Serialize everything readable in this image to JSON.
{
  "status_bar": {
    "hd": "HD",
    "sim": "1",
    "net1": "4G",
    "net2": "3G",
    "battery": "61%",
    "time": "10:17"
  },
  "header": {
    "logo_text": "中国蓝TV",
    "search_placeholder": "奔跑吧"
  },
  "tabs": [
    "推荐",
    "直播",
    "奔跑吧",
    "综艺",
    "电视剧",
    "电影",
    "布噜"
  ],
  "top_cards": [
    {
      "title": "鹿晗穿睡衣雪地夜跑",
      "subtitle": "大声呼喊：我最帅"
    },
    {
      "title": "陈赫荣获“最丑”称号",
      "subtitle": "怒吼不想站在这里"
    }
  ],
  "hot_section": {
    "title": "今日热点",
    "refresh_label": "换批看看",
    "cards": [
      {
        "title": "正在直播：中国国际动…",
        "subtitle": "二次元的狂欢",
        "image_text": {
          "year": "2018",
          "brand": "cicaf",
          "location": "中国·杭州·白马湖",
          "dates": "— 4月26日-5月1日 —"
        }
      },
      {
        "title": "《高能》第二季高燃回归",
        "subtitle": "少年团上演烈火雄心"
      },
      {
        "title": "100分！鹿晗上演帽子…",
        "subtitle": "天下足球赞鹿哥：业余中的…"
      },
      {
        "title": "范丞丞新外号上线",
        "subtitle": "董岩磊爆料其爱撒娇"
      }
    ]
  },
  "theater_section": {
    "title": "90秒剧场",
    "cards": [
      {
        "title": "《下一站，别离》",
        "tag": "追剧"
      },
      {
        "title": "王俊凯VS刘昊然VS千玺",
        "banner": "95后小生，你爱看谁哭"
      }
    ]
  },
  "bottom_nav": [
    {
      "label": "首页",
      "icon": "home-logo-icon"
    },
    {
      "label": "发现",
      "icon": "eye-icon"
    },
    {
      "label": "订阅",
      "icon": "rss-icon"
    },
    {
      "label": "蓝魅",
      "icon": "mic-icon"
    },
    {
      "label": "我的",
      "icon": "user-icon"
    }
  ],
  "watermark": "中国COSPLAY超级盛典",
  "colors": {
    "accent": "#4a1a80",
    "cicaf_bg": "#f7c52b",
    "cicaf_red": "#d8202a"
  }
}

____________________

Exercise instructions:
Extract the whole listing, character for character.

Written solution:
Serialize everything readable in this image to JSON.
{
  "status_bar": {
    "hd": "HD",
    "sim": "1",
    "net1": "4G",
    "net2": "3G",
    "battery": "61%",
    "time": "10:17"
  },
  "header": {
    "logo_text": "中国蓝TV",
    "search_placeholder": "奔跑吧"
  },
  "tabs": [
    "推荐",
    "直播",
    "奔跑吧",
    "综艺",
    "电视剧",
    "电影",
    "布噜"
  ],
  "top_cards": [
    {
      "title": "鹿晗穿睡衣雪地夜跑",
      "subtitle": "大声呼喊：我最帅"
    },
    {
      "title": "陈赫荣获“最丑”称号",
      "subtitle": "怒吼不想站在这里"
    }
  ],
  "hot_section": {
    "title": "今日热点",
    "refresh_label": "换批看看",
    "cards": [
      {
        "title": "正在直播：中国国际动…",
        "subtitle": "二次元的狂欢",
        "image_text": {
          "year": "2018",
          "brand": "cicaf",
          "location": "中国·杭州·白马湖",
          "dates": "— 4月26日-5月1日 —"
        }
      },
      {
        "title": "《高能》第二季高燃回归",
        "subtitle": "少年团上演烈火雄心"
      },
      {
        "title": "100分！鹿晗上演帽子…",
        "subtitle": "天下足球赞鹿哥：业余中的…"
      },
      {
        "title": "范丞丞新外号上线",
        "subtitle": "董岩磊爆料其爱撒娇"
      }
    ]
  },
  "theater_section": {
    "title": "90秒剧场",
    "cards": [
      {
        "title": "《下一站，别离》",
        "tag": "追剧"
      },
      {
        "title": "王俊凯VS刘昊然VS千玺",
        "banner": "95后小生，你爱看谁哭"
      }
    ]
  },
  "bottom_nav": [
    {
      "label": "首页",
      "icon": "home-logo-icon"
    },
    {
      "label": "发现",
      "icon": "eye-icon"
    },
    {
      "label": "订阅",
      "icon": "rss-icon"
    },
    {
      "label": "蓝魅",
      "icon": "mic-icon"
    },
    {
      "label": "我的",
      "icon": "user-icon"
    }
  ],
  "watermark": "中国COSPLAY超级盛典",
  "colors": {
    "accent": "#4a1a80",
    "cicaf_bg": "#f7c52b",
    "cicaf_red": "#d8202a"
  }
}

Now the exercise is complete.